### PROBLEM REQUIREMENTS
Look through the data below and return each line where "ناشطون" appears.

[Items listed in a dataset]
* * *
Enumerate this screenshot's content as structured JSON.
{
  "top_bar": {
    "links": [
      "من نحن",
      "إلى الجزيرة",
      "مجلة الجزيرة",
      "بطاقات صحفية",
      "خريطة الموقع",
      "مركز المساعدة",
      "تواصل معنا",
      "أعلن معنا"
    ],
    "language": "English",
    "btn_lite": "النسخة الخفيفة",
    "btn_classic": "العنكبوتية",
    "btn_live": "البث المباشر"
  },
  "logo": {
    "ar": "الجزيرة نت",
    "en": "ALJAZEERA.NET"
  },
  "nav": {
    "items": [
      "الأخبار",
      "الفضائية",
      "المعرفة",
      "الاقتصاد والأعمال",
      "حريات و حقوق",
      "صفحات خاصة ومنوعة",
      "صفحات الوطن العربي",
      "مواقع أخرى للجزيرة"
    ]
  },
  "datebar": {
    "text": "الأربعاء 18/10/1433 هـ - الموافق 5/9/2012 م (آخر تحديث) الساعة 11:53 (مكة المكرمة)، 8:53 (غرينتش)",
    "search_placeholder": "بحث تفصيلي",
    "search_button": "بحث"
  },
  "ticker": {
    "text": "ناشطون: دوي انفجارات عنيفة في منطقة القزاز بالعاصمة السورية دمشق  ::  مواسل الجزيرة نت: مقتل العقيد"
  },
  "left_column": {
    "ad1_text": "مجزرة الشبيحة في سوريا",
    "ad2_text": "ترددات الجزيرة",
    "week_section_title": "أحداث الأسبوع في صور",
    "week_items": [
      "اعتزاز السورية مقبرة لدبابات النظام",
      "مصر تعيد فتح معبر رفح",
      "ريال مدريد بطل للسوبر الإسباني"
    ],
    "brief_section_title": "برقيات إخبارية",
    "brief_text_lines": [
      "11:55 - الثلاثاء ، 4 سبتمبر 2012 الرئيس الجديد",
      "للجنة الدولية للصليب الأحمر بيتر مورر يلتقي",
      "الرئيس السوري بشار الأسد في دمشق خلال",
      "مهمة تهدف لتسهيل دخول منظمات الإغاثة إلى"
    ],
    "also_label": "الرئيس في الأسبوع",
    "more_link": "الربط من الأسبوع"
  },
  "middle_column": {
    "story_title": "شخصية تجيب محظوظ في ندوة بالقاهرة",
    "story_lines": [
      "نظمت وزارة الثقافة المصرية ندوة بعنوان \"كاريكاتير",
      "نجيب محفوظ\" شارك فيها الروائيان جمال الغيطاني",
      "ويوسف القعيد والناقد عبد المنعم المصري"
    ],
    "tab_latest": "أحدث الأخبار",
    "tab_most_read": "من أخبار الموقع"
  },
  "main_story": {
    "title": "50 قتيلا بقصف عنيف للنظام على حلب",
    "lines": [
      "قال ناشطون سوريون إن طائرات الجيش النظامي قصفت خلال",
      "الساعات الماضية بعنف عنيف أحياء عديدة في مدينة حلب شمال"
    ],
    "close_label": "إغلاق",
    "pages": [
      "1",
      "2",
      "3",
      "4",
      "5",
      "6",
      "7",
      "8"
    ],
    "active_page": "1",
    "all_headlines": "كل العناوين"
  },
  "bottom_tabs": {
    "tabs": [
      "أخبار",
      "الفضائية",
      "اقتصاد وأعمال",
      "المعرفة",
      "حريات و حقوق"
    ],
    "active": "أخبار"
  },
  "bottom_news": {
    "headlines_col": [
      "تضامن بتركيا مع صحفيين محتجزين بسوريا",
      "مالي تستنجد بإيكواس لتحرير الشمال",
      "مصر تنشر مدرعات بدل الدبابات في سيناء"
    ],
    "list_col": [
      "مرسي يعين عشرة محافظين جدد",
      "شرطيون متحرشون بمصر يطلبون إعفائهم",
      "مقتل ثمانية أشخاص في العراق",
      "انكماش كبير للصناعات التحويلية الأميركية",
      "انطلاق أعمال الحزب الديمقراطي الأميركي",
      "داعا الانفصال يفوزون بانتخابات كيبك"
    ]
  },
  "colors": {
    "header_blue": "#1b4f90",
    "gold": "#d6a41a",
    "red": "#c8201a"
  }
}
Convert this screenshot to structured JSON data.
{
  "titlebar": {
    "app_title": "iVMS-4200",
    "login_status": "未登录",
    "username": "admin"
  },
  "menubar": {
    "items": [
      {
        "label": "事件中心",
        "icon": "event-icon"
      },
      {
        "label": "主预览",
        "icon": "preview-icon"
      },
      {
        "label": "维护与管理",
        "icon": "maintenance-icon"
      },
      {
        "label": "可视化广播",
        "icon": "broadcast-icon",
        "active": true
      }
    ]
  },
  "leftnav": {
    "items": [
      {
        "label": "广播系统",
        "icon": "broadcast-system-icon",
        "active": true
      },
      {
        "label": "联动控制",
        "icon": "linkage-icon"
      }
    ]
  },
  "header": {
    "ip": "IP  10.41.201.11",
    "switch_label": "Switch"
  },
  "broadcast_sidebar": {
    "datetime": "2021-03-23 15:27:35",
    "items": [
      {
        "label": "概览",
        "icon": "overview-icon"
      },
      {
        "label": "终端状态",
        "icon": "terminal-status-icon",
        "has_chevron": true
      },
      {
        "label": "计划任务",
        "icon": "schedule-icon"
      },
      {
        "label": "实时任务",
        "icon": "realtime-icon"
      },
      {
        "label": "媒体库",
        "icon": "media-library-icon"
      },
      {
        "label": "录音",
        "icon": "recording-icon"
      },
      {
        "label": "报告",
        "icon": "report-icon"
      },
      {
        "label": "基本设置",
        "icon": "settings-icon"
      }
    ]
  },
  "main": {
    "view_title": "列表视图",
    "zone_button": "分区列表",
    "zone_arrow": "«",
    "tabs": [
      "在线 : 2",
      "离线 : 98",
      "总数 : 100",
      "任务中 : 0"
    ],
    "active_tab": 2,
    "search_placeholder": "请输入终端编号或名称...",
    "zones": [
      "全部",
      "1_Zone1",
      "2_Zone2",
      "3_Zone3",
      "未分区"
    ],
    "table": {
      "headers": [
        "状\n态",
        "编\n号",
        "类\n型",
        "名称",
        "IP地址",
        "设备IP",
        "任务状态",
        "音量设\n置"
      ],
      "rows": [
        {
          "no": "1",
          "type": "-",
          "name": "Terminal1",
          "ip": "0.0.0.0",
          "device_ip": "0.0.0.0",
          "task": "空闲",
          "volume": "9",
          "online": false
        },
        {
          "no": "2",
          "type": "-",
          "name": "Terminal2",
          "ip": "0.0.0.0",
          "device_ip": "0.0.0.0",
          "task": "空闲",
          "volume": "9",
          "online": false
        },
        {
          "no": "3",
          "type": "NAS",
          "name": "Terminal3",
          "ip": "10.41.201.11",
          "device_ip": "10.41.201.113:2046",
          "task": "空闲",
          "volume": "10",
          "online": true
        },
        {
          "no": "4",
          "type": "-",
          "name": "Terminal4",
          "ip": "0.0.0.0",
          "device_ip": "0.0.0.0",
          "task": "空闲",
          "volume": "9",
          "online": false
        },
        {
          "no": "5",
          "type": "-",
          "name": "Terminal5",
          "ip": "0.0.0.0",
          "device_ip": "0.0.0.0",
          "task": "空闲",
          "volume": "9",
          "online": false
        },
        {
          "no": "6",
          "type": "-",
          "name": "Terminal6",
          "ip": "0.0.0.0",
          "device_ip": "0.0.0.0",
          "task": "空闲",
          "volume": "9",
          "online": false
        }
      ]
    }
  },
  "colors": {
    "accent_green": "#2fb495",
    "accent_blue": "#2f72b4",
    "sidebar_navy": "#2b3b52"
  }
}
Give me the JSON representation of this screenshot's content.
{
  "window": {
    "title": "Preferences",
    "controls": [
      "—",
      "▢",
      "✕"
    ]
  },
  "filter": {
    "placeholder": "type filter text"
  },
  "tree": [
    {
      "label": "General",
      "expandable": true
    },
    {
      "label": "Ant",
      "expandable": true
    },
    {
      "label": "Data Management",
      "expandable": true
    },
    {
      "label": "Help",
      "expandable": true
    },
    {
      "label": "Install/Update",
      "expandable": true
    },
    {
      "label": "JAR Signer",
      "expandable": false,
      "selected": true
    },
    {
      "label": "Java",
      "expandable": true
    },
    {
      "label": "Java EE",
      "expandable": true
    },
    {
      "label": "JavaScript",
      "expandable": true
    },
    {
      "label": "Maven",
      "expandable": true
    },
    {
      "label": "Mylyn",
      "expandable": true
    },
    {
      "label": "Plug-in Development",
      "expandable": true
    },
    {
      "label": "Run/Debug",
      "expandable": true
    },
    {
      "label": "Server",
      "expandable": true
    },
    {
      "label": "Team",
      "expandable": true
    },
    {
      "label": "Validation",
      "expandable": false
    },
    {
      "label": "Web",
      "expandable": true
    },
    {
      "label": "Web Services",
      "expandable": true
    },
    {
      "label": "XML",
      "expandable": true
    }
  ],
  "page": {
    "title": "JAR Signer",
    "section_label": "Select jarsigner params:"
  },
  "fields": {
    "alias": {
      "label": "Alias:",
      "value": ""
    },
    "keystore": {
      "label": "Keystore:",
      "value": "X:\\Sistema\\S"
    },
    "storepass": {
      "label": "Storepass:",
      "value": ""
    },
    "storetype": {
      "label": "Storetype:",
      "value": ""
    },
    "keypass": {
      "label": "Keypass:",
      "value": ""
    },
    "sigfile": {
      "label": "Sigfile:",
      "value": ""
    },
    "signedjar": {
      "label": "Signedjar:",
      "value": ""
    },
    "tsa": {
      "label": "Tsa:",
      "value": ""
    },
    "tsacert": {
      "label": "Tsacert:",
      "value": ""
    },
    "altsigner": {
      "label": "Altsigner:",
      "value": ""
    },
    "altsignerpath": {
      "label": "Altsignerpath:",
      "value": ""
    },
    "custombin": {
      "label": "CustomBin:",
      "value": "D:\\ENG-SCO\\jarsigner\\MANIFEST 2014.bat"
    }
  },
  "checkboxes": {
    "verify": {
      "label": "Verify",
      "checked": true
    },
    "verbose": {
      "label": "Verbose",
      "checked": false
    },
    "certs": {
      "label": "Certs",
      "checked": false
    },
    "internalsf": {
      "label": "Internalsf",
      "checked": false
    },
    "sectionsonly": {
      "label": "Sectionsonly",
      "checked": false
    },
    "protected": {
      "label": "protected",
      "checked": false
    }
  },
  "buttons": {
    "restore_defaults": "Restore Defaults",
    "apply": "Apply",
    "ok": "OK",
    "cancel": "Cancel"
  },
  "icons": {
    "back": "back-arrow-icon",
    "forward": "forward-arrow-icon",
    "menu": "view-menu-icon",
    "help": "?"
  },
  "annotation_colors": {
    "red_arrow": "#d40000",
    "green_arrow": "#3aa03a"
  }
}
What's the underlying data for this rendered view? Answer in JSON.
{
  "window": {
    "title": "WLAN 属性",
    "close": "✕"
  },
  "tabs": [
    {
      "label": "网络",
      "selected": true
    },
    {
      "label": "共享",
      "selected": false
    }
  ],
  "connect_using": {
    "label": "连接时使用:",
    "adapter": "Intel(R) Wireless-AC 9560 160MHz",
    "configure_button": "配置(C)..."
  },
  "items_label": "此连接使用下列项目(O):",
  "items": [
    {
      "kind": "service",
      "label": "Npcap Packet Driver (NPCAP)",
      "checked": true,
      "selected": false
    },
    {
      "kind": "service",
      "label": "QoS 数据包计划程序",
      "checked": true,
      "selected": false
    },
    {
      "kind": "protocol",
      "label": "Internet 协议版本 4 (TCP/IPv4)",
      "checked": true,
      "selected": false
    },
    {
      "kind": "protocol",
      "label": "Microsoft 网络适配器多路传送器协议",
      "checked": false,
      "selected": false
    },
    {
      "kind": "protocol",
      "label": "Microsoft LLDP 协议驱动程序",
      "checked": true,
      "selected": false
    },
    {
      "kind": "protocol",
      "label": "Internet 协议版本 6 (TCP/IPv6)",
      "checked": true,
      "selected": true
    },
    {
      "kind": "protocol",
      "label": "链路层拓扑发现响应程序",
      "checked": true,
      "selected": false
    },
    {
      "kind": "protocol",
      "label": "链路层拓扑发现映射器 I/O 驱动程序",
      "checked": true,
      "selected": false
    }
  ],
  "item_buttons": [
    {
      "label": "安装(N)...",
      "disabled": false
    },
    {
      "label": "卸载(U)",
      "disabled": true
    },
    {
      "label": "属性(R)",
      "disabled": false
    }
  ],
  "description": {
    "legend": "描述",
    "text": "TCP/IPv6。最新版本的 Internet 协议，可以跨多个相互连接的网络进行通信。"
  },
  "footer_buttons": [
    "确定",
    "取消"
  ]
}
* * *
### SOLUTION FOR THIS EXERCISE
    "text": "ناشطون: دوي انفجارات عنيفة في منطقة القزاز بالعاصمة السورية دمشق  ::  مواسل الجزيرة نت: مقتل العقيد"
      "قال ناشطون سوريون إن طائرات الجيش النظامي قصفت خلال",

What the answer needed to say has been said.